What needs to be done:
Quote the records in full and leave their pictures out.

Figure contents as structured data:

☆ ☆ ☆ ☆ ☆ ☆ ☆

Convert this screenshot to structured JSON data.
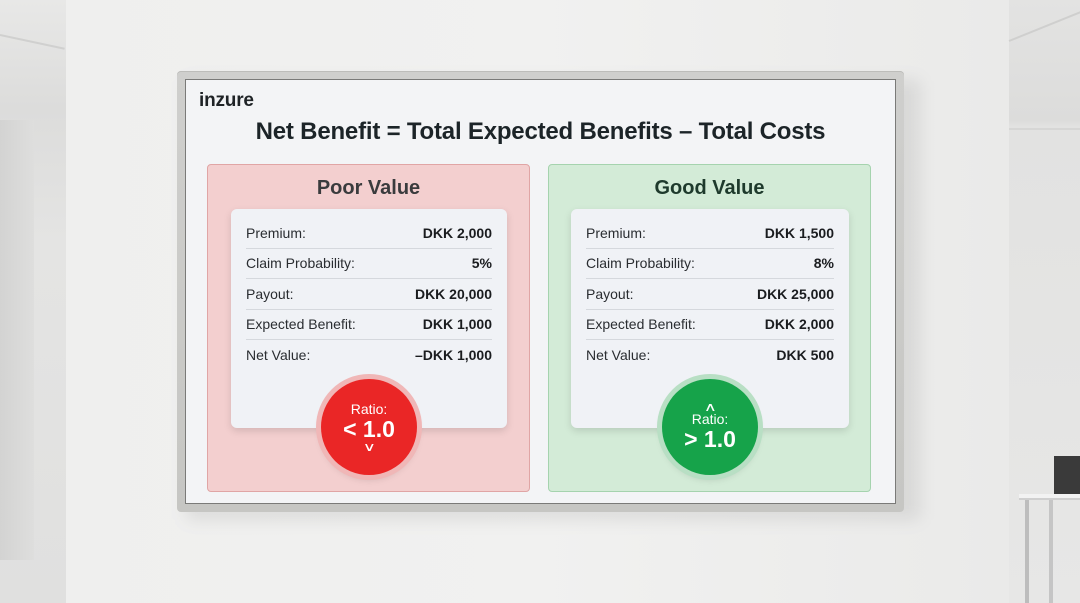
{
  "brand": "inzure",
  "headline": "Net Benefit = Total Expected Benefits – Total Costs",
  "colors": {
    "poor_panel_bg": "#f3cfcf",
    "poor_badge": "#ea2626",
    "good_panel_bg": "#d3ebd7",
    "good_badge": "#16a34a",
    "text_dark": "#1c2428"
  },
  "panels": {
    "poor": {
      "title": "Poor Value",
      "rows": [
        {
          "label": "Premium:",
          "value": "DKK 2,000"
        },
        {
          "label": "Claim Probability:",
          "value": "5%"
        },
        {
          "label": "Payout:",
          "value": "DKK 20,000"
        },
        {
          "label": "Expected Benefit:",
          "value": "DKK 1,000"
        },
        {
          "label": "Net Value:",
          "value": "–DKK 1,000"
        }
      ],
      "badge": {
        "label": "Ratio:",
        "value": "< 1.0",
        "icon": "chevron-down-icon",
        "glyph": "∨"
      }
    },
    "good": {
      "title": "Good Value",
      "rows": [
        {
          "label": "Premium:",
          "value": "DKK 1,500"
        },
        {
          "label": "Claim Probability:",
          "value": "8%"
        },
        {
          "label": "Payout:",
          "value": "DKK 25,000"
        },
        {
          "label": "Expected Benefit:",
          "value": "DKK 2,000"
        },
        {
          "label": "Net Value:",
          "value": "DKK 500"
        }
      ],
      "badge": {
        "label": "Ratio:",
        "value": "> 1.0",
        "icon": "chevron-up-icon",
        "glyph": "∧"
      }
    }
  }
}
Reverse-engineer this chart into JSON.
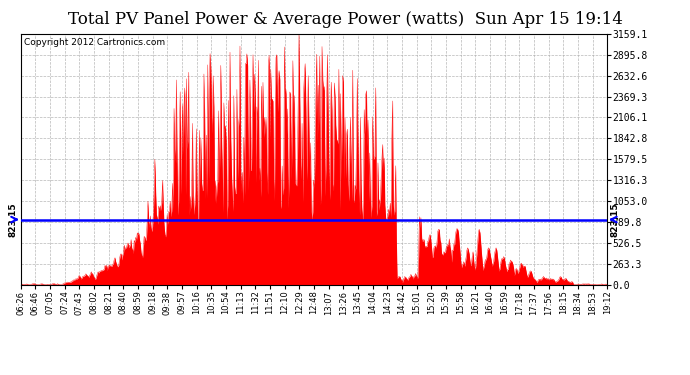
{
  "title": "Total PV Panel Power & Average Power (watts)  Sun Apr 15 19:14",
  "copyright": "Copyright 2012 Cartronics.com",
  "average_line": 823.15,
  "ymax": 3159.1,
  "yticks": [
    0.0,
    263.3,
    526.5,
    789.8,
    1053.0,
    1316.3,
    1579.5,
    1842.8,
    2106.1,
    2369.3,
    2632.6,
    2895.8,
    3159.1
  ],
  "avg_label": "823.15",
  "fill_color": "#ff0000",
  "line_color": "#0000ff",
  "bg_color": "#ffffff",
  "grid_color": "#b0b0b0",
  "title_fontsize": 12,
  "copyright_fontsize": 6.5,
  "x_tick_labels": [
    "06:26",
    "06:46",
    "07:05",
    "07:24",
    "07:43",
    "08:02",
    "08:21",
    "08:40",
    "08:59",
    "09:18",
    "09:38",
    "09:57",
    "10:16",
    "10:35",
    "10:54",
    "11:13",
    "11:32",
    "11:51",
    "12:10",
    "12:29",
    "12:48",
    "13:07",
    "13:26",
    "13:45",
    "14:04",
    "14:23",
    "14:42",
    "15:01",
    "15:20",
    "15:39",
    "15:58",
    "16:21",
    "16:40",
    "16:59",
    "17:18",
    "17:37",
    "17:56",
    "18:15",
    "18:34",
    "18:53",
    "19:12"
  ]
}
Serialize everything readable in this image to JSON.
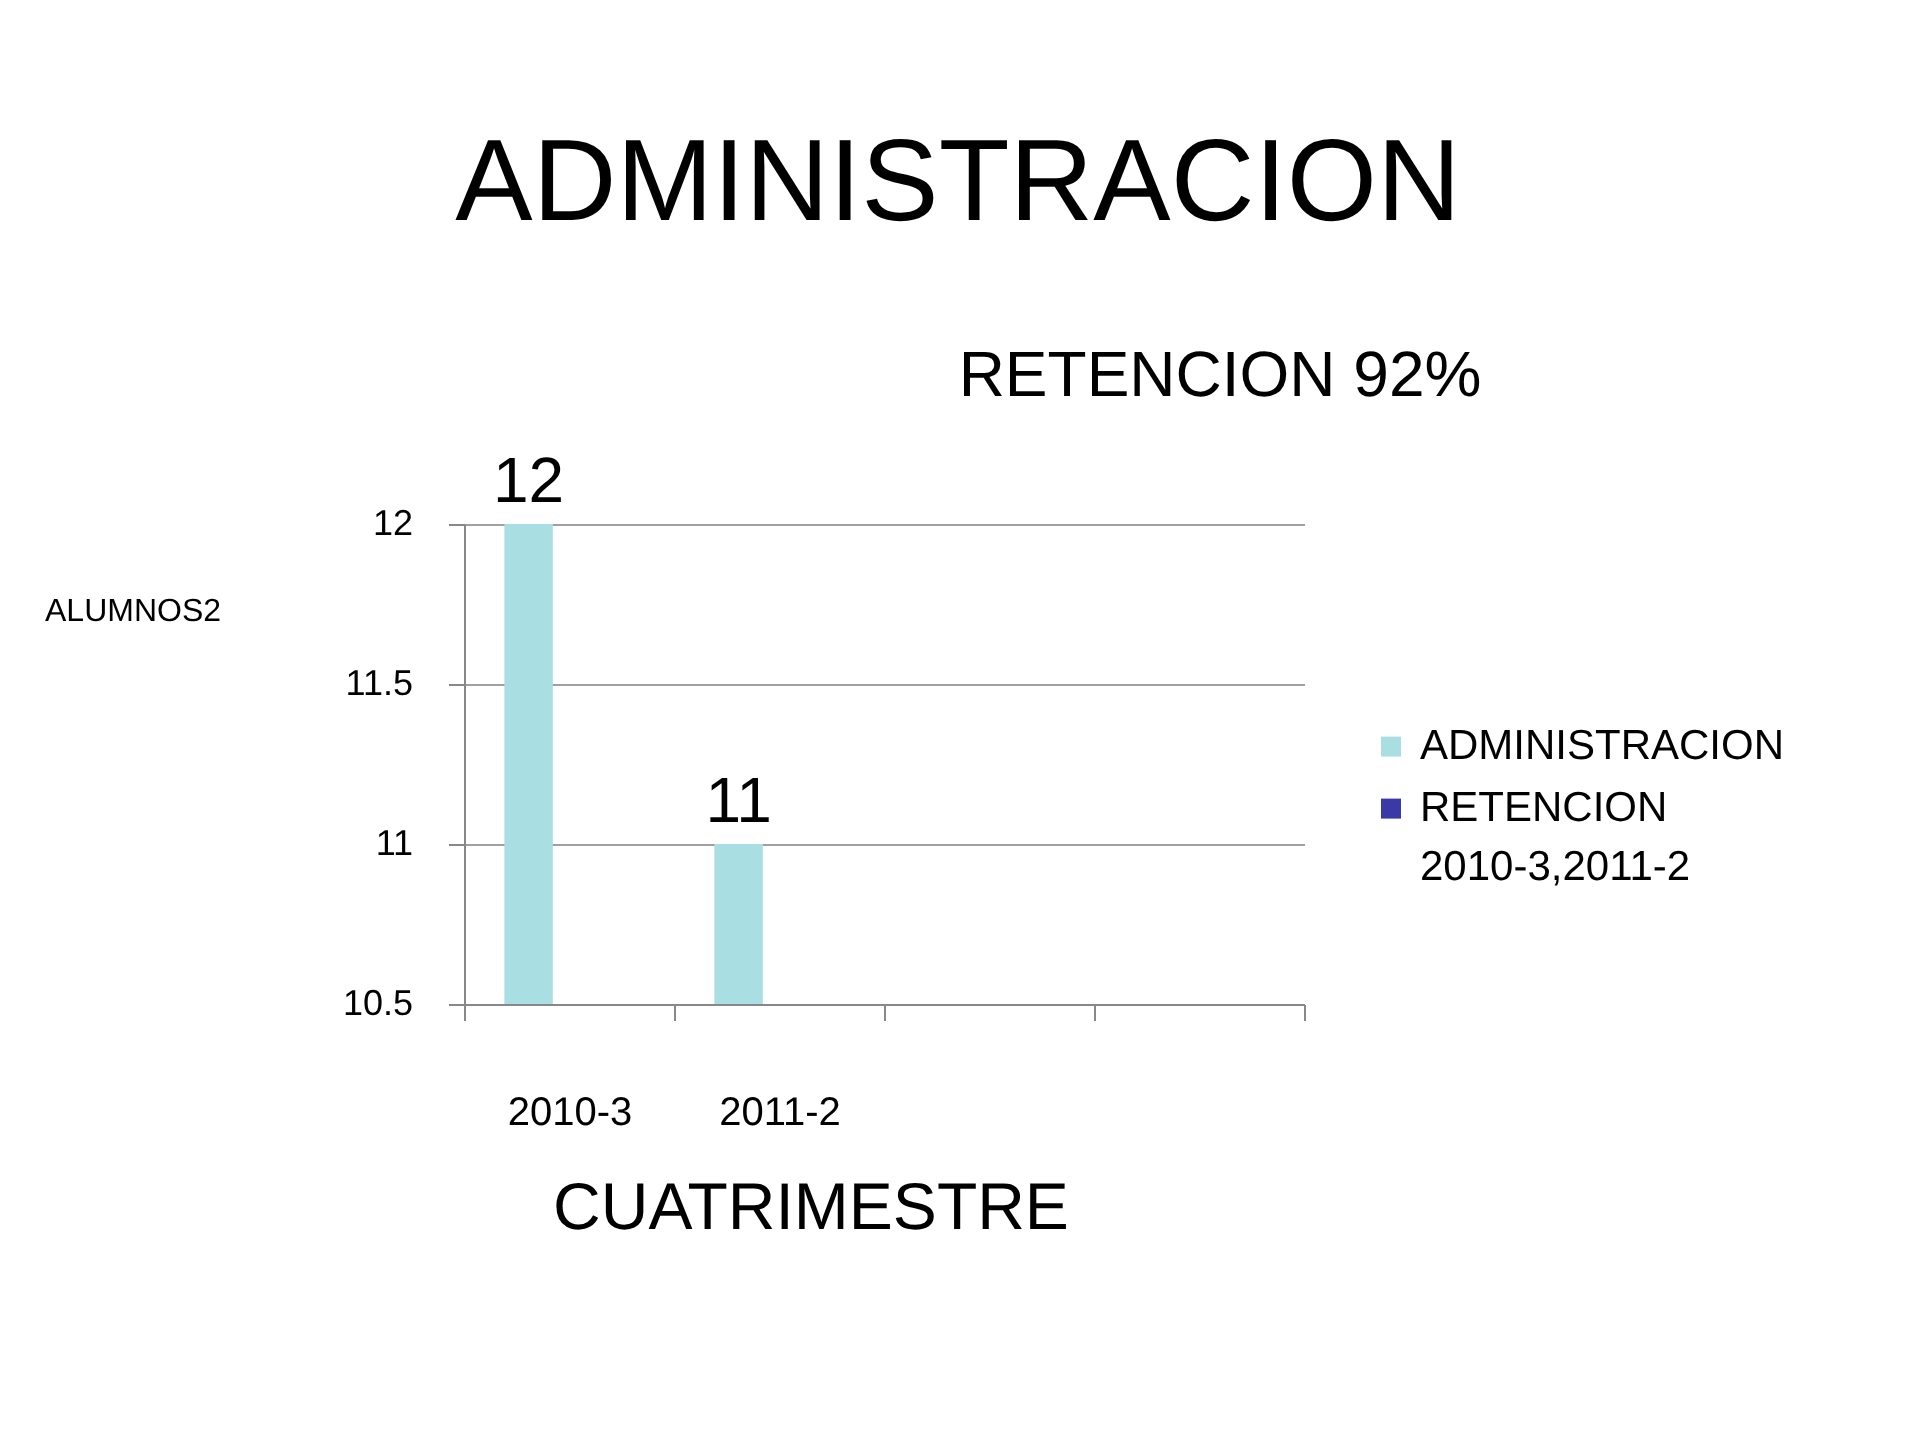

☆ ☆ ☆ ☆ ☆ ☆ ☆

Expected answer:
Convert this screenshot to structured JSON data.
{
  "brand": "inzure",
  "headline": "Net Benefit = Total Expected Benefits – Total Costs",
  "colors": {
    "poor_panel_bg": "#f3cfcf",
    "poor_badge": "#ea2626",
    "good_panel_bg": "#d3ebd7",
    "good_badge": "#16a34a",
    "text_dark": "#1c2428"
  },
  "panels": {
    "poor": {
      "title": "Poor Value",
      "rows": [
        {
          "label": "Premium:",
          "value": "DKK 2,000"
        },
        {
          "label": "Claim Probability:",
          "value": "5%"
        },
        {
          "label": "Payout:",
          "value": "DKK 20,000"
        },
        {
          "label": "Expected Benefit:",
          "value": "DKK 1,000"
        },
        {
          "label": "Net Value:",
          "value": "–DKK 1,000"
        }
      ],
      "badge": {
        "label": "Ratio:",
        "value": "< 1.0",
        "icon": "chevron-down-icon",
        "glyph": "∨"
      }
    },
    "good": {
      "title": "Good Value",
      "rows": [
        {
          "label": "Premium:",
          "value": "DKK 1,500"
        },
        {
          "label": "Claim Probability:",
          "value": "8%"
        },
        {
          "label": "Payout:",
          "value": "DKK 25,000"
        },
        {
          "label": "Expected Benefit:",
          "value": "DKK 2,000"
        },
        {
          "label": "Net Value:",
          "value": "DKK 500"
        }
      ],
      "badge": {
        "label": "Ratio:",
        "value": "> 1.0",
        "icon": "chevron-up-icon",
        "glyph": "∧"
      }
    }
  }
}
Reverse-engineer this chart into JSON.
{
  "title": "Total PV Panel Power & Average Power (watts)  Sun Apr 15 19:14",
  "copyright": "Copyright 2012 Cartronics.com",
  "average_line": 823.15,
  "ymax": 3159.1,
  "yticks": [
    0.0,
    263.3,
    526.5,
    789.8,
    1053.0,
    1316.3,
    1579.5,
    1842.8,
    2106.1,
    2369.3,
    2632.6,
    2895.8,
    3159.1
  ],
  "avg_label": "823.15",
  "fill_color": "#ff0000",
  "line_color": "#0000ff",
  "bg_color": "#ffffff",
  "grid_color": "#b0b0b0",
  "title_fontsize": 12,
  "copyright_fontsize": 6.5,
  "x_tick_labels": [
    "06:26",
    "06:46",
    "07:05",
    "07:24",
    "07:43",
    "08:02",
    "08:21",
    "08:40",
    "08:59",
    "09:18",
    "09:38",
    "09:57",
    "10:16",
    "10:35",
    "10:54",
    "11:13",
    "11:32",
    "11:51",
    "12:10",
    "12:29",
    "12:48",
    "13:07",
    "13:26",
    "13:45",
    "14:04",
    "14:23",
    "14:42",
    "15:01",
    "15:20",
    "15:39",
    "15:58",
    "16:21",
    "16:40",
    "16:59",
    "17:18",
    "17:37",
    "17:56",
    "18:15",
    "18:34",
    "18:53",
    "19:12"
  ]
}
Serialize everything readable in this image to JSON.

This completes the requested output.